- _YOUR TASK_
Make an exact copy of the data below, leaving out every picture.

- _EXTRACTED MATERIAL_
------------------------------------------------------------------------
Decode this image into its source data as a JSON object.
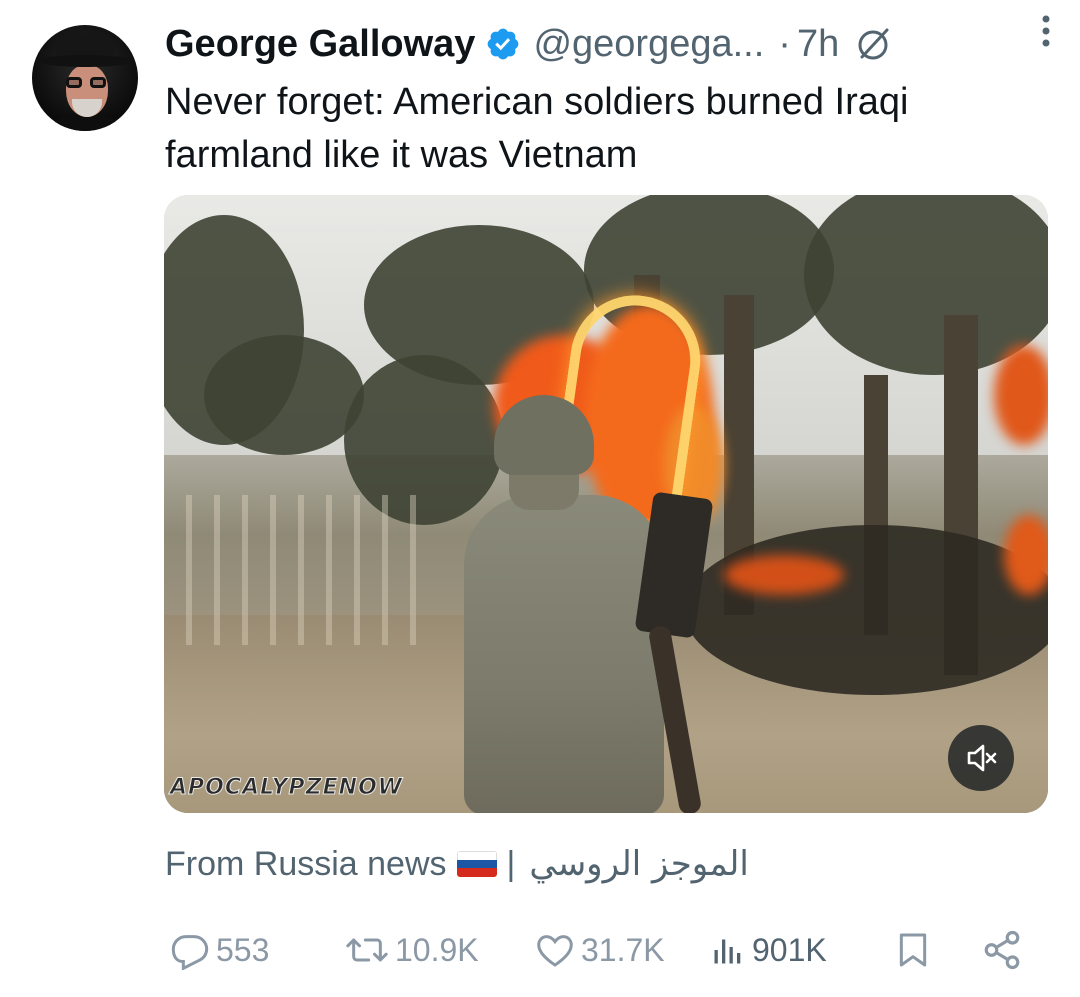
{
  "author": {
    "name": "George Galloway",
    "handle": "@georgega...",
    "separator": "·",
    "time": "7h"
  },
  "icons": {
    "verified": "verified-badge-icon",
    "grok": "grok-icon",
    "more": "more-vertical-icon",
    "mute": "muted-speaker-icon",
    "reply": "reply-icon",
    "retweet": "retweet-icon",
    "like": "heart-icon",
    "views": "views-bar-icon",
    "bookmark": "bookmark-icon",
    "share": "share-icon"
  },
  "colors": {
    "verified_blue": "#1d9bf0",
    "secondary_text": "#536471",
    "action_gray": "#8b98a5"
  },
  "tweet": {
    "text": "Never forget: American soldiers burned Iraqi farmland like it was Vietnam"
  },
  "media": {
    "watermark": "APOCALYPZENOW"
  },
  "source": {
    "label": "From Russia news",
    "divider": "|",
    "arabic": "الموجز الروسي"
  },
  "actions": {
    "replies": "553",
    "retweets": "10.9K",
    "likes": "31.7K",
    "views": "901K"
  }
}
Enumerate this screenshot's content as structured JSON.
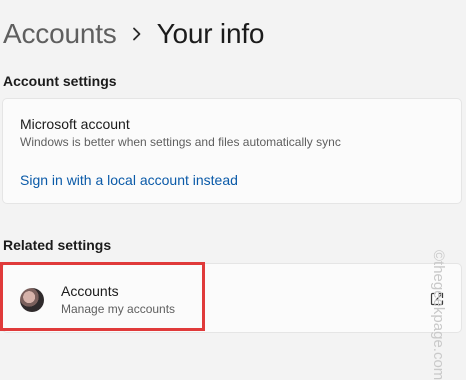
{
  "breadcrumb": {
    "parent": "Accounts",
    "current": "Your info"
  },
  "account_settings": {
    "title": "Account settings",
    "microsoft_account": {
      "title": "Microsoft account",
      "description": "Windows is better when settings and files automatically sync",
      "link": "Sign in with a local account instead"
    }
  },
  "related_settings": {
    "title": "Related settings",
    "accounts_item": {
      "title": "Accounts",
      "description": "Manage my accounts",
      "icon": "external-link-icon"
    }
  },
  "annotation": {
    "color": "#e03a3a"
  },
  "watermark": "©thegeekpage.com",
  "colors": {
    "link": "#0a5aa8",
    "background": "#f3f3f3",
    "card": "#fbfbfb"
  }
}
------------------------------------------------------------------------
- _SOLUTION FOR THIS TASK_
Decode this image into its source data as a JSON object.
{
  "author": {
    "name": "George Galloway",
    "handle": "@georgega...",
    "separator": "·",
    "time": "7h"
  },
  "icons": {
    "verified": "verified-badge-icon",
    "grok": "grok-icon",
    "more": "more-vertical-icon",
    "mute": "muted-speaker-icon",
    "reply": "reply-icon",
    "retweet": "retweet-icon",
    "like": "heart-icon",
    "views": "views-bar-icon",
    "bookmark": "bookmark-icon",
    "share": "share-icon"
  },
  "colors": {
    "verified_blue": "#1d9bf0",
    "secondary_text": "#536471",
    "action_gray": "#8b98a5"
  },
  "tweet": {
    "text": "Never forget: American soldiers burned Iraqi farmland like it was Vietnam"
  },
  "media": {
    "watermark": "APOCALYPZENOW"
  },
  "source": {
    "label": "From Russia news",
    "divider": "|",
    "arabic": "الموجز الروسي"
  },
  "actions": {
    "replies": "553",
    "retweets": "10.9K",
    "likes": "31.7K",
    "views": "901K"
  }
}
Enumerate this screenshot's content as structured JSON.
{
  "breadcrumb": {
    "parent": "Accounts",
    "current": "Your info"
  },
  "account_settings": {
    "title": "Account settings",
    "microsoft_account": {
      "title": "Microsoft account",
      "description": "Windows is better when settings and files automatically sync",
      "link": "Sign in with a local account instead"
    }
  },
  "related_settings": {
    "title": "Related settings",
    "accounts_item": {
      "title": "Accounts",
      "description": "Manage my accounts",
      "icon": "external-link-icon"
    }
  },
  "annotation": {
    "color": "#e03a3a"
  },
  "watermark": "©thegeekpage.com",
  "colors": {
    "link": "#0a5aa8",
    "background": "#f3f3f3",
    "card": "#fbfbfb"
  }
}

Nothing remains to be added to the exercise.